TASK DETAILS :: Within the data below, find the string "letter" and return each line where it occurs.

⁂

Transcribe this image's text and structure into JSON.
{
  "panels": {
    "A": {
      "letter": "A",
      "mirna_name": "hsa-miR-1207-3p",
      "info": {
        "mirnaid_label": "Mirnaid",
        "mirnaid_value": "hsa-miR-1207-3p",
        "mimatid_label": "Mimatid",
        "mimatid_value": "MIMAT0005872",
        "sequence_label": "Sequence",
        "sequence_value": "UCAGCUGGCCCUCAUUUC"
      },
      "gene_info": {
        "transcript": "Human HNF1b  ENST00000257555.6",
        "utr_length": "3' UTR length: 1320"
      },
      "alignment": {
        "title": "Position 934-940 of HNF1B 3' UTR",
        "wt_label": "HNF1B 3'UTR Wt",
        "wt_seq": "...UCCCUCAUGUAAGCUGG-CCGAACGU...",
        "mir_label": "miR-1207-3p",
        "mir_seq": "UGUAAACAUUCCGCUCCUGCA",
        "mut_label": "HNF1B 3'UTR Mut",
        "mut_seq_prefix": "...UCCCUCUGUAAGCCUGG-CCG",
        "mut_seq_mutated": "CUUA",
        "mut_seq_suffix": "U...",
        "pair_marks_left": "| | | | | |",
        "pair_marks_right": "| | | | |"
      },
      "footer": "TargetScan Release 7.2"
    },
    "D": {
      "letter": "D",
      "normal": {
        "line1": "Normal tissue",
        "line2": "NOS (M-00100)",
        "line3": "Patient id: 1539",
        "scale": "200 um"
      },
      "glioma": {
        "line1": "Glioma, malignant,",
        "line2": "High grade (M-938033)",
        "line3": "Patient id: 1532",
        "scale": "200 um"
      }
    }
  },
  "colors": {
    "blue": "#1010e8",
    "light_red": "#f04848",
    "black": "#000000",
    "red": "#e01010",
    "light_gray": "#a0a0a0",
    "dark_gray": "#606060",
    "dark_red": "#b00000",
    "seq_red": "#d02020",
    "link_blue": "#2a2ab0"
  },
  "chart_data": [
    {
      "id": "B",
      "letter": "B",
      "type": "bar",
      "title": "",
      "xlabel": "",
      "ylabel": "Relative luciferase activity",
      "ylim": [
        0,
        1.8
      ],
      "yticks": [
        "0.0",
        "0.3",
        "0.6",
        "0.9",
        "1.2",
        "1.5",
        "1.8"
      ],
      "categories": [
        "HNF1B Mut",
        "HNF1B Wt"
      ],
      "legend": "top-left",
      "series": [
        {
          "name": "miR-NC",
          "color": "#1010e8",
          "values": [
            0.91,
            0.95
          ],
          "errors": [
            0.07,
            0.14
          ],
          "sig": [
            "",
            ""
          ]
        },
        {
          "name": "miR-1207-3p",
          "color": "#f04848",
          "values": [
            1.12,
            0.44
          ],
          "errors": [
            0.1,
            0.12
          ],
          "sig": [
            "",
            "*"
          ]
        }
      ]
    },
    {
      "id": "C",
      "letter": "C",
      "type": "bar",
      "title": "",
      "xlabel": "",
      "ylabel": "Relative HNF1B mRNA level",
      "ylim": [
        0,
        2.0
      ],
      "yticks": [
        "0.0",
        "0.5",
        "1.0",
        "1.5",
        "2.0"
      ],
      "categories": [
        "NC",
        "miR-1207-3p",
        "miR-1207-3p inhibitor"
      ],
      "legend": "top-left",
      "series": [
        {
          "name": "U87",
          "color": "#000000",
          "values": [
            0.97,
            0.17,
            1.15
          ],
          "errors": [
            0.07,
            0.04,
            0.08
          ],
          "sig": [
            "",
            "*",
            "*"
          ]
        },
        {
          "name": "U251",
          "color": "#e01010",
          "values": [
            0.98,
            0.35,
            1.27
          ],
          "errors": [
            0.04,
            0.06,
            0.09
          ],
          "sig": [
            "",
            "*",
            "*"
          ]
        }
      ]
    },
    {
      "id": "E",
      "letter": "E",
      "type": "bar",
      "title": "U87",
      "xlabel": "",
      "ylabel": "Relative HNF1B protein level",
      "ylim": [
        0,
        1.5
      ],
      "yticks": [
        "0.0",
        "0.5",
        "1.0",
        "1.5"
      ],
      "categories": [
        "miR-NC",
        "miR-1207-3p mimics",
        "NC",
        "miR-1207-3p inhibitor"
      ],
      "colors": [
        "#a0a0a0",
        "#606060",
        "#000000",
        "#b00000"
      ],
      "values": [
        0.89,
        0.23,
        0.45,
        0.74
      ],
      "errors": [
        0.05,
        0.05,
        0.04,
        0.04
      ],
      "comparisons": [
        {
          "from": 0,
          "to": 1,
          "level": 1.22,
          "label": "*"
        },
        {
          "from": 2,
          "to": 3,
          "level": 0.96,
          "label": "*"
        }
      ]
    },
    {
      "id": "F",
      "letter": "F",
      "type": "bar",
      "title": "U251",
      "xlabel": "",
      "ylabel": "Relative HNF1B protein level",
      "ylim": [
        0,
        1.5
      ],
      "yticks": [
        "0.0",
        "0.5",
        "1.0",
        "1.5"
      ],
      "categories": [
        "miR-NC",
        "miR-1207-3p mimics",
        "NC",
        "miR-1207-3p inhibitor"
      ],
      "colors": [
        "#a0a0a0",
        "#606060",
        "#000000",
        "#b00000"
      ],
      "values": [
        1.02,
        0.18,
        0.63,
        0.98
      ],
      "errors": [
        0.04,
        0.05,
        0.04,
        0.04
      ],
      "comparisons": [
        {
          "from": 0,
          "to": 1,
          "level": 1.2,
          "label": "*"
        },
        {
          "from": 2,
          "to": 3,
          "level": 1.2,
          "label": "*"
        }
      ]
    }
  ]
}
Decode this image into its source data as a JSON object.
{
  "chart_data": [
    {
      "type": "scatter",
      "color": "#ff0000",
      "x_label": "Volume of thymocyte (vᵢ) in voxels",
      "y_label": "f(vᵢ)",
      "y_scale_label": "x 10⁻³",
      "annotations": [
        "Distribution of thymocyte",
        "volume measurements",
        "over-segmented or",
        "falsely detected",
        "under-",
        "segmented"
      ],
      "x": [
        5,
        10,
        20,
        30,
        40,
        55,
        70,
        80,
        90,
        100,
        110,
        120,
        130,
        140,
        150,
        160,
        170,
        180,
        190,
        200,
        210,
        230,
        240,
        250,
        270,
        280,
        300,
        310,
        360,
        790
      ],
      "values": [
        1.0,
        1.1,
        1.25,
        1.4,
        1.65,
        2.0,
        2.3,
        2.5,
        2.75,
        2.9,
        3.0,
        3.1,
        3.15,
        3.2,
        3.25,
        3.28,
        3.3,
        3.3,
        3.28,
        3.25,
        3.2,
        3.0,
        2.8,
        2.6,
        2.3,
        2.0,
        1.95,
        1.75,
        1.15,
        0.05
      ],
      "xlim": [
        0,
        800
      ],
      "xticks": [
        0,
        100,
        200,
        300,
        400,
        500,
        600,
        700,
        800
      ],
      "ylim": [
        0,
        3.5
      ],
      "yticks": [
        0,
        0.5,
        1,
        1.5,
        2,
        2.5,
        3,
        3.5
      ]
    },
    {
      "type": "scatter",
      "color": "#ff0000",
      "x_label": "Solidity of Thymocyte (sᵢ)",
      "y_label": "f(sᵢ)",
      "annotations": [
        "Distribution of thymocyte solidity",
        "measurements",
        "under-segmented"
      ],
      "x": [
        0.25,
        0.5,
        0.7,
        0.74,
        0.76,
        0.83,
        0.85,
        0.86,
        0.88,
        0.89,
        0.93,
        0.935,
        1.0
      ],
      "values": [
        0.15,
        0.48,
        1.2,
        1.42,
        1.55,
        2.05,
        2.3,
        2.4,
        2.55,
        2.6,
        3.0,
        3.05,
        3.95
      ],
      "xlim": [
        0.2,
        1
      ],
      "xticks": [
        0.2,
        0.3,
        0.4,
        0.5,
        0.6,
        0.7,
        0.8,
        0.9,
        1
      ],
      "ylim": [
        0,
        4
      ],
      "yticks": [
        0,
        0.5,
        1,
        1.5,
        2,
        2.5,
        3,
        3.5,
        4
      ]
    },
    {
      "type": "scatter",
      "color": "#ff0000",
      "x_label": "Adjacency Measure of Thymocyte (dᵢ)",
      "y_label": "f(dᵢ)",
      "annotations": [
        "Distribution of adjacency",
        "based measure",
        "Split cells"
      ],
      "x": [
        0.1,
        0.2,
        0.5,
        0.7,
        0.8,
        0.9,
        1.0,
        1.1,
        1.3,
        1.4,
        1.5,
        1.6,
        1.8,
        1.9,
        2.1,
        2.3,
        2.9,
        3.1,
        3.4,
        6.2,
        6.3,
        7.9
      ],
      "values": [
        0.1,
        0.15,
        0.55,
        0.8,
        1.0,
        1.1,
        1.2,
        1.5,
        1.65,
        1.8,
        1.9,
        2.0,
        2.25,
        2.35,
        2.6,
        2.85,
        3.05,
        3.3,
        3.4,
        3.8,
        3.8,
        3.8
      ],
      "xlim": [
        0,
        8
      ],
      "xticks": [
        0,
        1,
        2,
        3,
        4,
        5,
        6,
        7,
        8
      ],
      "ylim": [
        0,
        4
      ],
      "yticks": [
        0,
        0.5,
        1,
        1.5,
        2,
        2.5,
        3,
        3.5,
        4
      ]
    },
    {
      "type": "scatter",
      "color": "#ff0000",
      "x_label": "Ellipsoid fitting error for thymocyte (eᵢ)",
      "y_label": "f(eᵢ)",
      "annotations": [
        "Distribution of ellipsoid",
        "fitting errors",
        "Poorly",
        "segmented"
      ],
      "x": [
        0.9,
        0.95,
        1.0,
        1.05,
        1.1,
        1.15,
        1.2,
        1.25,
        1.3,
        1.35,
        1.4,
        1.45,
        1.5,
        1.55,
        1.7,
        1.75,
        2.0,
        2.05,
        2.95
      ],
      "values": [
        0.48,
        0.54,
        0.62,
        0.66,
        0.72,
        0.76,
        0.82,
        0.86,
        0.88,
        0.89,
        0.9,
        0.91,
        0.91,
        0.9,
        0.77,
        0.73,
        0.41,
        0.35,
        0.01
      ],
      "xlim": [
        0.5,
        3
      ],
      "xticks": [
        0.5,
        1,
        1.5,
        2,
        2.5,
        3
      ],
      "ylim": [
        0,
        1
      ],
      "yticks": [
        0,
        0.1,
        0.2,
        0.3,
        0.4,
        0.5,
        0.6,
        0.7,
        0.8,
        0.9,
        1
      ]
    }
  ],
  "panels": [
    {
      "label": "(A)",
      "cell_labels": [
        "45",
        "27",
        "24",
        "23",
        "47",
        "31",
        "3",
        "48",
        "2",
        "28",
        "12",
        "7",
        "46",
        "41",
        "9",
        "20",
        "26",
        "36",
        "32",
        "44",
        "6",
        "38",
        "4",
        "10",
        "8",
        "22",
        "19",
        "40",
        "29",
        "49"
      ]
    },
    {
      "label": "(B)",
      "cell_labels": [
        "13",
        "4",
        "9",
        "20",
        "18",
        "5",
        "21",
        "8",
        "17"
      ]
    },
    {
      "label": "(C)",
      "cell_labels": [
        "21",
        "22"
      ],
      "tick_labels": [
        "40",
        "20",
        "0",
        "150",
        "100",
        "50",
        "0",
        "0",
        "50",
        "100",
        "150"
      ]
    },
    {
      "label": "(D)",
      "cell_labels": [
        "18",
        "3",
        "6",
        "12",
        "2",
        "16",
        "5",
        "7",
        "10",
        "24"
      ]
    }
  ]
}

⁂

ANSWER FOR THIS EXERCISE ::
      "letter": "A",
      "letter": "D",
      "letter": "B",
      "letter": "C",
      "letter": "E",
      "letter": "F",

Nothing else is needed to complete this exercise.